------ TEXTAUSZUG ------
Ich hatte die Gelegenheit, verschiedene Länder auf verschiedenen Kontinenten zu besuchen, und ich habe überall menschliche Gesichter gefunden. Wo immer ich hingehe, lächle ich, und im Großen und Ganzen reagieren die Menschen freundlich.
Frieden wird nicht vom Himmel fallen. Er hängt davon ab, ob wir einen echten Sinn für Brüderlichkeit und Schwesternschaft entwickeln. Oberflächlich betrachtet gibt es Unterschiede zwischen uns, aber sie sind kein Grund, gegen andere zu kämpfen. Wir müssen eine friedliche, waffenfreie Welt zu unserem Ziel machen. Wenn Meinungsverschiedenheiten auftreten, müssen wir sie durch Gespräche lösen. Waffen haben keinen Nutzen.
Das ist es, was ich mit meinen jungen Brüdern und Schwestern hier vermitteln möchte.“
Seine Heiligkeit stellte fest, dass westliche Werte dazu neigen, sich auf materielle Ziele zu konzentrieren, während die Menschen im alten Indien die Funktionsweise des Geistes erforschten. Sie erkannten, dass wir ein Sinnesbewusstsein haben, schätzten aber auch die Bedeutung des geistigen Bewusstseins. Sie lernten, dass sich beim Sterben unser gröberer Geist in unseren subtileren Geist auflöst. Dies kann auch beim Einschlafen beobachtet werden. Seine Heiligkeit würdigte, dass indische Yogis, wie auch tibetische Mönche, tiefe Erfahrung in der Beschäftigung mit dem Geist haben.
------ DATENSATZZEILEN ------
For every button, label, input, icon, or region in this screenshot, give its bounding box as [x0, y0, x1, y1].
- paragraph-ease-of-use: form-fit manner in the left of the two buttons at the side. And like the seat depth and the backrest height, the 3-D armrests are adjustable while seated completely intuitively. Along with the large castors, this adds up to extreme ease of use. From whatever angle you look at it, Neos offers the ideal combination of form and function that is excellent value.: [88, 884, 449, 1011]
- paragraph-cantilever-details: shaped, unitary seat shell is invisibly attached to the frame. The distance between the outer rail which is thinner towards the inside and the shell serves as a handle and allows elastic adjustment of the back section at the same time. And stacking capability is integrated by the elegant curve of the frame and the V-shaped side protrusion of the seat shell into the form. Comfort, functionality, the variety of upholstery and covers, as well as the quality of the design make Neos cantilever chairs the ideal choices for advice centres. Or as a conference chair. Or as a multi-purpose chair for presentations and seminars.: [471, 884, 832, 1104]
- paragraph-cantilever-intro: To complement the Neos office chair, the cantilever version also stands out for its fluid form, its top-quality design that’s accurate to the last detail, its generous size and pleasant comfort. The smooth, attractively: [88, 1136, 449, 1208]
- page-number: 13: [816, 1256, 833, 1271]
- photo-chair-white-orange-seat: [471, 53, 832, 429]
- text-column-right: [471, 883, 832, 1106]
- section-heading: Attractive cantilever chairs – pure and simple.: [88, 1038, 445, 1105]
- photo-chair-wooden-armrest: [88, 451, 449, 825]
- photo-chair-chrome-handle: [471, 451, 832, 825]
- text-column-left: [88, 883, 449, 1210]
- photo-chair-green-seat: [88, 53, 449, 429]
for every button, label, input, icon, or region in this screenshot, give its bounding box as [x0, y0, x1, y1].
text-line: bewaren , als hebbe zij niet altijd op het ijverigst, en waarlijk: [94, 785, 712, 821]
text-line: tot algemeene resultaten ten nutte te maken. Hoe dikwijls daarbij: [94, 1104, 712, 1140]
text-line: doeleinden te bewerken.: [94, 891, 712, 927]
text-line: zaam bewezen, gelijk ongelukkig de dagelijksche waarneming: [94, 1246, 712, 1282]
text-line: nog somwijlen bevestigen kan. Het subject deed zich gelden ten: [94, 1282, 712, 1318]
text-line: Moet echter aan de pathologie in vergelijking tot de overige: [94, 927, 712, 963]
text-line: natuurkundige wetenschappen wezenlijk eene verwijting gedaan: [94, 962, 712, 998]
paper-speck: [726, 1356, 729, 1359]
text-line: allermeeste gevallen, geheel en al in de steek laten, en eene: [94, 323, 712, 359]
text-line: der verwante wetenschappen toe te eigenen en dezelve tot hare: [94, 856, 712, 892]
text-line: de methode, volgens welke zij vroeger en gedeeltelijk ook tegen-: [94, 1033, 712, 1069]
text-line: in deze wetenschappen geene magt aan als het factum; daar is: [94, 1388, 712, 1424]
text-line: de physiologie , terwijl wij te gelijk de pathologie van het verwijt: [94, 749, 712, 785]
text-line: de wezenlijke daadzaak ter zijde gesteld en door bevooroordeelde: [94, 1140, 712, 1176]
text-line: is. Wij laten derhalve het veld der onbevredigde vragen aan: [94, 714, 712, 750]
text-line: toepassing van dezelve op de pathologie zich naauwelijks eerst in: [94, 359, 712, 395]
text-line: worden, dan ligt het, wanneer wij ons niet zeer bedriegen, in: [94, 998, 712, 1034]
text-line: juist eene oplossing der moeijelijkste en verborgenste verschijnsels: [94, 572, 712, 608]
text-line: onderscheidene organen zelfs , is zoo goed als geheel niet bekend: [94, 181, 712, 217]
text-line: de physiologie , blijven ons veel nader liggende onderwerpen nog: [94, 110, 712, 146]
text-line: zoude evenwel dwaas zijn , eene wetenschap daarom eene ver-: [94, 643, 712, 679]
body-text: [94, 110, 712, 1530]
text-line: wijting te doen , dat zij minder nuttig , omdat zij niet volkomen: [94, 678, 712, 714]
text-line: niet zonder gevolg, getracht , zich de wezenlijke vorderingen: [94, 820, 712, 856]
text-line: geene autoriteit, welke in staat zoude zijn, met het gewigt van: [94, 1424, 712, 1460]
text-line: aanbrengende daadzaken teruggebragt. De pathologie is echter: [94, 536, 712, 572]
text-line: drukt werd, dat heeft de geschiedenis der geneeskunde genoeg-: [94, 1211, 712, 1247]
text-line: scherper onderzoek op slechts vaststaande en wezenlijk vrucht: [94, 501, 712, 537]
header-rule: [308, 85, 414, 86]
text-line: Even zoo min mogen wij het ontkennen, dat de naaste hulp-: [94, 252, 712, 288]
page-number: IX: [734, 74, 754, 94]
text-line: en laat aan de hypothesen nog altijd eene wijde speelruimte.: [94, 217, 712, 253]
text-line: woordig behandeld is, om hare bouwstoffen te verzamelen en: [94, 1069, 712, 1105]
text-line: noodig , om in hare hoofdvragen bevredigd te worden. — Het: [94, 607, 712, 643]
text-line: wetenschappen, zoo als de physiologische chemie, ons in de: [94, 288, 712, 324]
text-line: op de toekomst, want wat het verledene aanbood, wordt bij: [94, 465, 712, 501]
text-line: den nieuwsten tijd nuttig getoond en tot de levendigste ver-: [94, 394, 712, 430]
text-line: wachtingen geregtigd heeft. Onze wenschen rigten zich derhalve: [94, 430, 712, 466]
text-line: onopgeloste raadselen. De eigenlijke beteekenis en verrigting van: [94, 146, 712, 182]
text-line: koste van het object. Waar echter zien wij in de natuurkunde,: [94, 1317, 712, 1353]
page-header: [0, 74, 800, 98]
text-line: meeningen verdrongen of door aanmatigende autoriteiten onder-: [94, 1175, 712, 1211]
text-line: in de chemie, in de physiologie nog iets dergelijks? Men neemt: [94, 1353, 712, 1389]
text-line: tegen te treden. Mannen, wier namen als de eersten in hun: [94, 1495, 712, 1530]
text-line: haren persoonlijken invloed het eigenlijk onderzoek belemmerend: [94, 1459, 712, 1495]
------
- **ARBEITSANWEISUNGEN**
A: Gib aus dem Textauszug die Stelle von „Das ist es, was“ bis einschließlich „dem Geist haben.“ wortgetreu aus.
B: Gib die Datensatzzeilen vom Anfang bis einschließlich der Zeile mit „- paragraph-ease-of-use: form-fit“ unverändert zurück.

- **SCHRIFTLICHE ANTWORTEN**
A:
Das ist es, was ich mit meinen jungen Brüdern und Schwestern hier vermitteln möchte.“
Seine Heiligkeit stellte fest, dass westliche Werte dazu neigen, sich auf materielle Ziele zu konzentrieren, während die Menschen im alten Indien die Funktionsweise des Geistes erforschten. Sie erkannten, dass wir ein Sinnesbewusstsein haben, schätzten aber auch die Bedeutung des geistigen Bewusstseins. Sie lernten, dass sich beim Sterben unser gröberer Geist in unseren subtileren Geist auflöst. Dies kann auch beim Einschlafen beobachtet werden. Seine Heiligkeit würdigte, dass indische Yogis, wie auch tibetische Mönche, tiefe Erfahrung in der Beschäftigung mit dem Geist haben.

B:
For every button, label, input, icon, or region in this screenshot, give its bounding box as [x0, y0, x1, y1].
- paragraph-ease-of-use: form-fit manner in the left of the two buttons at the side. And like the seat depth and the backrest height, the 3-D armrests are adjustable while seated completely intuitively. Along with the large castors, this adds up to extreme ease of use. From whatever angle you look at it, Neos offers the ideal combination of form and function that is excellent value.: [88, 884, 449, 1011]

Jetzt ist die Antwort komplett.